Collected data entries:
# # # # #
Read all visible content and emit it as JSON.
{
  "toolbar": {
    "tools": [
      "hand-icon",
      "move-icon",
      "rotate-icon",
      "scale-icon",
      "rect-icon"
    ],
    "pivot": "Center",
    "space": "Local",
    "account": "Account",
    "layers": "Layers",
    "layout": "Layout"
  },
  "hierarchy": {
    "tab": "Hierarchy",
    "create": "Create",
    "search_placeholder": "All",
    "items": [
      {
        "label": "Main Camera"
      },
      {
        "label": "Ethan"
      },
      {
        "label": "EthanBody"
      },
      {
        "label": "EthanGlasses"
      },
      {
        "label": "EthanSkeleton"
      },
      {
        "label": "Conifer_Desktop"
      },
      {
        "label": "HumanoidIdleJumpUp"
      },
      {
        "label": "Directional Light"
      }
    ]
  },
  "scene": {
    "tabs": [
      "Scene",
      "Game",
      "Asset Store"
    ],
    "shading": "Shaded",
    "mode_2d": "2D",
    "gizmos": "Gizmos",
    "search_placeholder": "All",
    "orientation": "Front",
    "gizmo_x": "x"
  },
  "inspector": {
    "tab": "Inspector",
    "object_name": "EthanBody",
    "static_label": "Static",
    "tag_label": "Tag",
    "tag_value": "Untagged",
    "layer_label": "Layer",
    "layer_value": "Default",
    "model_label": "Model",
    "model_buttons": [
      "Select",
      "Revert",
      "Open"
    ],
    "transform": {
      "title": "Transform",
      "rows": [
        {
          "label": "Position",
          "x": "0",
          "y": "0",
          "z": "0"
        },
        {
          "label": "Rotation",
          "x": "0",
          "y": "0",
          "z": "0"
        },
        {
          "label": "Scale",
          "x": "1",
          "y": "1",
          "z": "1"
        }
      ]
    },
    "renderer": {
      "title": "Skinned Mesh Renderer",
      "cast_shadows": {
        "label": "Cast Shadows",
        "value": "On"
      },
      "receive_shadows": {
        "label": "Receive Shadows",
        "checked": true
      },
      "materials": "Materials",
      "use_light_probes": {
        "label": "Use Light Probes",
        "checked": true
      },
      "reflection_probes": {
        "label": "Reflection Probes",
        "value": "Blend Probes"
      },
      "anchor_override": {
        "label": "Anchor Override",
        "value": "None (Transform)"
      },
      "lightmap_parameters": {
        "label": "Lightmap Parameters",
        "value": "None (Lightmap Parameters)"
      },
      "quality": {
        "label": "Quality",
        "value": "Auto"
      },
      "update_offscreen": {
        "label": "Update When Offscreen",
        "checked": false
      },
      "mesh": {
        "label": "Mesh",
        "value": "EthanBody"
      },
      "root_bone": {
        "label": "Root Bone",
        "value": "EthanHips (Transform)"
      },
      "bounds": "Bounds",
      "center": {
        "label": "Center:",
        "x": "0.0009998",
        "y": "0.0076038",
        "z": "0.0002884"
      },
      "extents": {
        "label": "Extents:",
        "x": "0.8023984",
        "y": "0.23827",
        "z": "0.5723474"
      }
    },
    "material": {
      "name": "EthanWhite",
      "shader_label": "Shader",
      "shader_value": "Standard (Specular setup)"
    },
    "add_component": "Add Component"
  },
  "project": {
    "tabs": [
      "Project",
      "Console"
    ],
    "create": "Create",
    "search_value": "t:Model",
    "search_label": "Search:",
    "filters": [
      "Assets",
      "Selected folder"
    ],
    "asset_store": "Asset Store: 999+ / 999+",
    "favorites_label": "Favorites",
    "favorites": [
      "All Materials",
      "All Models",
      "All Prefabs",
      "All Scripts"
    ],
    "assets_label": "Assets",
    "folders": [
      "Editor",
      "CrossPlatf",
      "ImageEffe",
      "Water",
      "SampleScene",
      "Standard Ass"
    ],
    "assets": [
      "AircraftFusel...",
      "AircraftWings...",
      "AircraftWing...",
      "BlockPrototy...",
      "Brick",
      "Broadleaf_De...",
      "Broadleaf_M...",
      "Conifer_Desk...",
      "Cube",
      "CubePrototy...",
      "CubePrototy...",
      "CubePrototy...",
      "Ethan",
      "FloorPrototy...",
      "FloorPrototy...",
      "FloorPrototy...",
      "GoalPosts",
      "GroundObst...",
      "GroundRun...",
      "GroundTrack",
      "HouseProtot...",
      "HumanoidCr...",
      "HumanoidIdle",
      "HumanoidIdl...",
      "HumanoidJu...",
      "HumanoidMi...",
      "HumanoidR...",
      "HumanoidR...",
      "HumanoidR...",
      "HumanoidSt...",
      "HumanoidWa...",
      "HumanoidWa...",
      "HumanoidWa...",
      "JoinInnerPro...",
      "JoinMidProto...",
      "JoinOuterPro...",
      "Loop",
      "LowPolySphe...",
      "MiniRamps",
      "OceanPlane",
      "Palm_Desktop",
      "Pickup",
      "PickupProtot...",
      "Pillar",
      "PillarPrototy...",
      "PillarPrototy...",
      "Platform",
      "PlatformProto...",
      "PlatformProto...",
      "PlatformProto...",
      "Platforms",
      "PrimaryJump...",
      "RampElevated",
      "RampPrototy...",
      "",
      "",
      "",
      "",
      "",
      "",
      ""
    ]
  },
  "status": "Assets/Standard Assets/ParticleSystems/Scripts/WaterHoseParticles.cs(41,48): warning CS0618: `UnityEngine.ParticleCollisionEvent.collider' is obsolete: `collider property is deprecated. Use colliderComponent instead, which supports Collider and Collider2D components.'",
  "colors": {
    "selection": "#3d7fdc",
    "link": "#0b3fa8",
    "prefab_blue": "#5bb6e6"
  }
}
# # # # #
SHORT PROBLEM = Repeat the records above exactly as they appear.

ANSWER TO THIS PROBLEM =
Read all visible content and emit it as JSON.
{
  "toolbar": {
    "tools": [
      "hand-icon",
      "move-icon",
      "rotate-icon",
      "scale-icon",
      "rect-icon"
    ],
    "pivot": "Center",
    "space": "Local",
    "account": "Account",
    "layers": "Layers",
    "layout": "Layout"
  },
  "hierarchy": {
    "tab": "Hierarchy",
    "create": "Create",
    "search_placeholder": "All",
    "items": [
      {
        "label": "Main Camera"
      },
      {
        "label": "Ethan"
      },
      {
        "label": "EthanBody"
      },
      {
        "label": "EthanGlasses"
      },
      {
        "label": "EthanSkeleton"
      },
      {
        "label": "Conifer_Desktop"
      },
      {
        "label": "HumanoidIdleJumpUp"
      },
      {
        "label": "Directional Light"
      }
    ]
  },
  "scene": {
    "tabs": [
      "Scene",
      "Game",
      "Asset Store"
    ],
    "shading": "Shaded",
    "mode_2d": "2D",
    "gizmos": "Gizmos",
    "search_placeholder": "All",
    "orientation": "Front",
    "gizmo_x": "x"
  },
  "inspector": {
    "tab": "Inspector",
    "object_name": "EthanBody",
    "static_label": "Static",
    "tag_label": "Tag",
    "tag_value": "Untagged",
    "layer_label": "Layer",
    "layer_value": "Default",
    "model_label": "Model",
    "model_buttons": [
      "Select",
      "Revert",
      "Open"
    ],
    "transform": {
      "title": "Transform",
      "rows": [
        {
          "label": "Position",
          "x": "0",
          "y": "0",
          "z": "0"
        },
        {
          "label": "Rotation",
          "x": "0",
          "y": "0",
          "z": "0"
        },
        {
          "label": "Scale",
          "x": "1",
          "y": "1",
          "z": "1"
        }
      ]
    },
    "renderer": {
      "title": "Skinned Mesh Renderer",
      "cast_shadows": {
        "label": "Cast Shadows",
        "value": "On"
      },
      "receive_shadows": {
        "label": "Receive Shadows",
        "checked": true
      },
      "materials": "Materials",
      "use_light_probes": {
        "label": "Use Light Probes",
        "checked": true
      },
      "reflection_probes": {
        "label": "Reflection Probes",
        "value": "Blend Probes"
      },
      "anchor_override": {
        "label": "Anchor Override",
        "value": "None (Transform)"
      },
      "lightmap_parameters": {
        "label": "Lightmap Parameters",
        "value": "None (Lightmap Parameters)"
      },
      "quality": {
        "label": "Quality",
        "value": "Auto"
      },
      "update_offscreen": {
        "label": "Update When Offscreen",
        "checked": false
      },
      "mesh": {
        "label": "Mesh",
        "value": "EthanBody"
      },
      "root_bone": {
        "label": "Root Bone",
        "value": "EthanHips (Transform)"
      },
      "bounds": "Bounds",
      "center": {
        "label": "Center:",
        "x": "0.0009998",
        "y": "0.0076038",
        "z": "0.0002884"
      },
      "extents": {
        "label": "Extents:",
        "x": "0.8023984",
        "y": "0.23827",
        "z": "0.5723474"
      }
    },
    "material": {
      "name": "EthanWhite",
      "shader_label": "Shader",
      "shader_value": "Standard (Specular setup)"
    },
    "add_component": "Add Component"
  },
  "project": {
    "tabs": [
      "Project",
      "Console"
    ],
    "create": "Create",
    "search_value": "t:Model",
    "search_label": "Search:",
    "filters": [
      "Assets",
      "Selected folder"
    ],
    "asset_store": "Asset Store: 999+ / 999+",
    "favorites_label": "Favorites",
    "favorites": [
      "All Materials",
      "All Models",
      "All Prefabs",
      "All Scripts"
    ],
    "assets_label": "Assets",
    "folders": [
      "Editor",
      "CrossPlatf",
      "ImageEffe",
      "Water",
      "SampleScene",
      "Standard Ass"
    ],
    "assets": [
      "AircraftFusel...",
      "AircraftWings...",
      "AircraftWing...",
      "BlockPrototy...",
      "Brick",
      "Broadleaf_De...",
      "Broadleaf_M...",
      "Conifer_Desk...",
      "Cube",
      "CubePrototy...",
      "CubePrototy...",
      "CubePrototy...",
      "Ethan",
      "FloorPrototy...",
      "FloorPrototy...",
      "FloorPrototy...",
      "GoalPosts",
      "GroundObst...",
      "GroundRun...",
      "GroundTrack",
      "HouseProtot...",
      "HumanoidCr...",
      "HumanoidIdle",
      "HumanoidIdl...",
      "HumanoidJu...",
      "HumanoidMi...",
      "HumanoidR...",
      "HumanoidR...",
      "HumanoidR...",
      "HumanoidSt...",
      "HumanoidWa...",
      "HumanoidWa...",
      "HumanoidWa...",
      "JoinInnerPro...",
      "JoinMidProto...",
      "JoinOuterPro...",
      "Loop",
      "LowPolySphe...",
      "MiniRamps",
      "OceanPlane",
      "Palm_Desktop",
      "Pickup",
      "PickupProtot...",
      "Pillar",
      "PillarPrototy...",
      "PillarPrototy...",
      "Platform",
      "PlatformProto...",
      "PlatformProto...",
      "PlatformProto...",
      "Platforms",
      "PrimaryJump...",
      "RampElevated",
      "RampPrototy...",
      "",
      "",
      "",
      "",
      "",
      "",
      ""
    ]
  },
  "status": "Assets/Standard Assets/ParticleSystems/Scripts/WaterHoseParticles.cs(41,48): warning CS0618: `UnityEngine.ParticleCollisionEvent.collider' is obsolete: `collider property is deprecated. Use colliderComponent instead, which supports Collider and Collider2D components.'",
  "colors": {
    "selection": "#3d7fdc",
    "link": "#0b3fa8",
    "prefab_blue": "#5bb6e6"
  }
}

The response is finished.